### Data rows
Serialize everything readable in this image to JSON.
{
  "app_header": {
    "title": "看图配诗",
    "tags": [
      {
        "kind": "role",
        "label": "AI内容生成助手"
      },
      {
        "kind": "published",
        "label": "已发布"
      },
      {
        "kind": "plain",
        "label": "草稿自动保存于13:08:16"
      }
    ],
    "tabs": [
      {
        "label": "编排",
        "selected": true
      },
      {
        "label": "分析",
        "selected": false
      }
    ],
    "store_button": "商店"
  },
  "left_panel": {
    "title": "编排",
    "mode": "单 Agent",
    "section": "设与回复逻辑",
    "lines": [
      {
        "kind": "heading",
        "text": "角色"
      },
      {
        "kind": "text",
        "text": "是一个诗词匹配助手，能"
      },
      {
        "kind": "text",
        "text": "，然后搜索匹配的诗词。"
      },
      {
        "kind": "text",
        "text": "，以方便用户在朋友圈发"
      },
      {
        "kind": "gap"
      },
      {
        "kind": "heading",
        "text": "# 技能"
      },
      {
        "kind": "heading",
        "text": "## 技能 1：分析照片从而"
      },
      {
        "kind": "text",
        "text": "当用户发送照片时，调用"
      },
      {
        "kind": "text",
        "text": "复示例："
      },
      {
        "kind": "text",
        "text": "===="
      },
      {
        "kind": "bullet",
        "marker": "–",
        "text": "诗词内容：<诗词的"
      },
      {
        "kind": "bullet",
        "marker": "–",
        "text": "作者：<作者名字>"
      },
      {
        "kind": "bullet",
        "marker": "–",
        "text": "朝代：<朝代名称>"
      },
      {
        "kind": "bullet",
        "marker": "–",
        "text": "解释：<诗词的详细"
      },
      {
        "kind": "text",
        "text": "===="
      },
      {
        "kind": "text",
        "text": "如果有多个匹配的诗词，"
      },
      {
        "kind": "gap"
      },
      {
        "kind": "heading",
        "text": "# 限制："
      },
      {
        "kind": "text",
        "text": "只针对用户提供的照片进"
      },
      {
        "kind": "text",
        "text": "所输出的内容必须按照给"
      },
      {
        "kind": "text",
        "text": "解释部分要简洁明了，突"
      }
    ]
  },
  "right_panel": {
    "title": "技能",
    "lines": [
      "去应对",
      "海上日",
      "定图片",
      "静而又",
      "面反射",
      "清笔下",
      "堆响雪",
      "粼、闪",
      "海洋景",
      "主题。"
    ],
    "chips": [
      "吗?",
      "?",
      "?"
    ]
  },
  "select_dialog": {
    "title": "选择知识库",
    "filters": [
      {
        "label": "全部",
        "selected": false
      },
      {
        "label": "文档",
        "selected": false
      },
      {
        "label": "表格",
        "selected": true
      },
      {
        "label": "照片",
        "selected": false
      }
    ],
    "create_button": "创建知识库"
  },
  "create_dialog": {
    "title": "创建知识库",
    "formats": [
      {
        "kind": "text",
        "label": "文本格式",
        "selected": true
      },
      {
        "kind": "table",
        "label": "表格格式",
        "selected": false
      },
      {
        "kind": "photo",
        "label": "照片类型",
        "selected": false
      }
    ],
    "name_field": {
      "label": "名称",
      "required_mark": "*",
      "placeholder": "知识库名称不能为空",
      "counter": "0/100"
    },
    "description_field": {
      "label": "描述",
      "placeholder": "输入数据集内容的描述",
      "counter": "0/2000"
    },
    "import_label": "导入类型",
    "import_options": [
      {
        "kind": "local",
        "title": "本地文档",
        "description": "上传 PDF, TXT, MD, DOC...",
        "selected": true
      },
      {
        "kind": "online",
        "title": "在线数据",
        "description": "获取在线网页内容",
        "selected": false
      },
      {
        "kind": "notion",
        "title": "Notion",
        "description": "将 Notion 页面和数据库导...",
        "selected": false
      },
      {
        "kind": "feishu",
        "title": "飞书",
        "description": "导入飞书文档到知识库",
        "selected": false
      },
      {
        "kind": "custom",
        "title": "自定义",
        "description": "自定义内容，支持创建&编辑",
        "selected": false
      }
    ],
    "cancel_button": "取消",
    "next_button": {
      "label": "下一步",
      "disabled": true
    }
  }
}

### Task to complete
From the records above, please extract every line and repeat it exactly.

### Full response
Serialize everything readable in this image to JSON.
{
  "app_header": {
    "title": "看图配诗",
    "tags": [
      {
        "kind": "role",
        "label": "AI内容生成助手"
      },
      {
        "kind": "published",
        "label": "已发布"
      },
      {
        "kind": "plain",
        "label": "草稿自动保存于13:08:16"
      }
    ],
    "tabs": [
      {
        "label": "编排",
        "selected": true
      },
      {
        "label": "分析",
        "selected": false
      }
    ],
    "store_button": "商店"
  },
  "left_panel": {
    "title": "编排",
    "mode": "单 Agent",
    "section": "设与回复逻辑",
    "lines": [
      {
        "kind": "heading",
        "text": "角色"
      },
      {
        "kind": "text",
        "text": "是一个诗词匹配助手，能"
      },
      {
        "kind": "text",
        "text": "，然后搜索匹配的诗词。"
      },
      {
        "kind": "text",
        "text": "，以方便用户在朋友圈发"
      },
      {
        "kind": "gap"
      },
      {
        "kind": "heading",
        "text": "# 技能"
      },
      {
        "kind": "heading",
        "text": "## 技能 1：分析照片从而"
      },
      {
        "kind": "text",
        "text": "当用户发送照片时，调用"
      },
      {
        "kind": "text",
        "text": "复示例："
      },
      {
        "kind": "text",
        "text": "===="
      },
      {
        "kind": "bullet",
        "marker": "–",
        "text": "诗词内容：<诗词的"
      },
      {
        "kind": "bullet",
        "marker": "–",
        "text": "作者：<作者名字>"
      },
      {
        "kind": "bullet",
        "marker": "–",
        "text": "朝代：<朝代名称>"
      },
      {
        "kind": "bullet",
        "marker": "–",
        "text": "解释：<诗词的详细"
      },
      {
        "kind": "text",
        "text": "===="
      },
      {
        "kind": "text",
        "text": "如果有多个匹配的诗词，"
      },
      {
        "kind": "gap"
      },
      {
        "kind": "heading",
        "text": "# 限制："
      },
      {
        "kind": "text",
        "text": "只针对用户提供的照片进"
      },
      {
        "kind": "text",
        "text": "所输出的内容必须按照给"
      },
      {
        "kind": "text",
        "text": "解释部分要简洁明了，突"
      }
    ]
  },
  "right_panel": {
    "title": "技能",
    "lines": [
      "去应对",
      "海上日",
      "定图片",
      "静而又",
      "面反射",
      "清笔下",
      "堆响雪",
      "粼、闪",
      "海洋景",
      "主题。"
    ],
    "chips": [
      "吗?",
      "?",
      "?"
    ]
  },
  "select_dialog": {
    "title": "选择知识库",
    "filters": [
      {
        "label": "全部",
        "selected": false
      },
      {
        "label": "文档",
        "selected": false
      },
      {
        "label": "表格",
        "selected": true
      },
      {
        "label": "照片",
        "selected": false
      }
    ],
    "create_button": "创建知识库"
  },
  "create_dialog": {
    "title": "创建知识库",
    "formats": [
      {
        "kind": "text",
        "label": "文本格式",
        "selected": true
      },
      {
        "kind": "table",
        "label": "表格格式",
        "selected": false
      },
      {
        "kind": "photo",
        "label": "照片类型",
        "selected": false
      }
    ],
    "name_field": {
      "label": "名称",
      "required_mark": "*",
      "placeholder": "知识库名称不能为空",
      "counter": "0/100"
    },
    "description_field": {
      "label": "描述",
      "placeholder": "输入数据集内容的描述",
      "counter": "0/2000"
    },
    "import_label": "导入类型",
    "import_options": [
      {
        "kind": "local",
        "title": "本地文档",
        "description": "上传 PDF, TXT, MD, DOC...",
        "selected": true
      },
      {
        "kind": "online",
        "title": "在线数据",
        "description": "获取在线网页内容",
        "selected": false
      },
      {
        "kind": "notion",
        "title": "Notion",
        "description": "将 Notion 页面和数据库导...",
        "selected": false
      },
      {
        "kind": "feishu",
        "title": "飞书",
        "description": "导入飞书文档到知识库",
        "selected": false
      },
      {
        "kind": "custom",
        "title": "自定义",
        "description": "自定义内容，支持创建&编辑",
        "selected": false
      }
    ],
    "cancel_button": "取消",
    "next_button": {
      "label": "下一步",
      "disabled": true
    }
  }
}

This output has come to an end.